— Exercise brief —
Copy out the complete listing, word for word.

— Available data —
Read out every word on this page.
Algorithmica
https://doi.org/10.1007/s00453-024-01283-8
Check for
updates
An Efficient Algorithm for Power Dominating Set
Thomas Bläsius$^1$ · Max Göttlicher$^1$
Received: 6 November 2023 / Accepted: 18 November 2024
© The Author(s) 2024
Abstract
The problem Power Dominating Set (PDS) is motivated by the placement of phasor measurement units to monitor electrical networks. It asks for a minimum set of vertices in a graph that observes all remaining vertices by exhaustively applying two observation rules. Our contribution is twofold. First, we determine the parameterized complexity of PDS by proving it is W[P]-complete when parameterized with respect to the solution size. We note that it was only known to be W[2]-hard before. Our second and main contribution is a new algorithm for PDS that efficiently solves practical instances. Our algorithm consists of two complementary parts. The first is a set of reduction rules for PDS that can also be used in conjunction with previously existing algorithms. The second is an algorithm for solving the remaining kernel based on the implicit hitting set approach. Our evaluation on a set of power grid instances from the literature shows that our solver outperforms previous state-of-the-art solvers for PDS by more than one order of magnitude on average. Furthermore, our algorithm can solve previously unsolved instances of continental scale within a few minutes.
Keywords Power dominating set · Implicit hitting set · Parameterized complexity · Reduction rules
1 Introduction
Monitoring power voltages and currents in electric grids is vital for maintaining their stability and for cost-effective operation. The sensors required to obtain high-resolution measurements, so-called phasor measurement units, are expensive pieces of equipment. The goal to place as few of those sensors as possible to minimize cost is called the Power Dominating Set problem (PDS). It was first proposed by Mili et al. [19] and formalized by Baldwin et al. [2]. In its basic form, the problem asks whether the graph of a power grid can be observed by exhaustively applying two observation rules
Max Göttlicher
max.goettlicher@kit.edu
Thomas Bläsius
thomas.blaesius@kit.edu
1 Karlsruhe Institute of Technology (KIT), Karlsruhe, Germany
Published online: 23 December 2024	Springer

— Response to this task —
Read out every word on this page.
Algorithmica
https://doi.org/10.1007/s00453-024-01283-8
Check for
updates
An Efficient Algorithm for Power Dominating Set
Thomas Bläsius$^1$ · Max Göttlicher$^1$
Received: 6 November 2023 / Accepted: 18 November 2024
© The Author(s) 2024
Abstract
The problem Power Dominating Set (PDS) is motivated by the placement of phasor measurement units to monitor electrical networks. It asks for a minimum set of vertices in a graph that observes all remaining vertices by exhaustively applying two observation rules. Our contribution is twofold. First, we determine the parameterized complexity of PDS by proving it is W[P]-complete when parameterized with respect to the solution size. We note that it was only known to be W[2]-hard before. Our second and main contribution is a new algorithm for PDS that efficiently solves practical instances. Our algorithm consists of two complementary parts. The first is a set of reduction rules for PDS that can also be used in conjunction with previously existing algorithms. The second is an algorithm for solving the remaining kernel based on the implicit hitting set approach. Our evaluation on a set of power grid instances from the literature shows that our solver outperforms previous state-of-the-art solvers for PDS by more than one order of magnitude on average. Furthermore, our algorithm can solve previously unsolved instances of continental scale within a few minutes.
Keywords Power dominating set · Implicit hitting set · Parameterized complexity · Reduction rules
1 Introduction
Monitoring power voltages and currents in electric grids is vital for maintaining their stability and for cost-effective operation. The sensors required to obtain high-resolution measurements, so-called phasor measurement units, are expensive pieces of equipment. The goal to place as few of those sensors as possible to minimize cost is called the Power Dominating Set problem (PDS). It was first proposed by Mili et al. [19] and formalized by Baldwin et al. [2]. In its basic form, the problem asks whether the graph of a power grid can be observed by exhaustively applying two observation rules
Max Göttlicher
max.goettlicher@kit.edu
Thomas Bläsius
thomas.blaesius@kit.edu
1 Karlsruhe Institute of Technology (KIT), Karlsruhe, Germany
Published online: 23 December 2024	Springer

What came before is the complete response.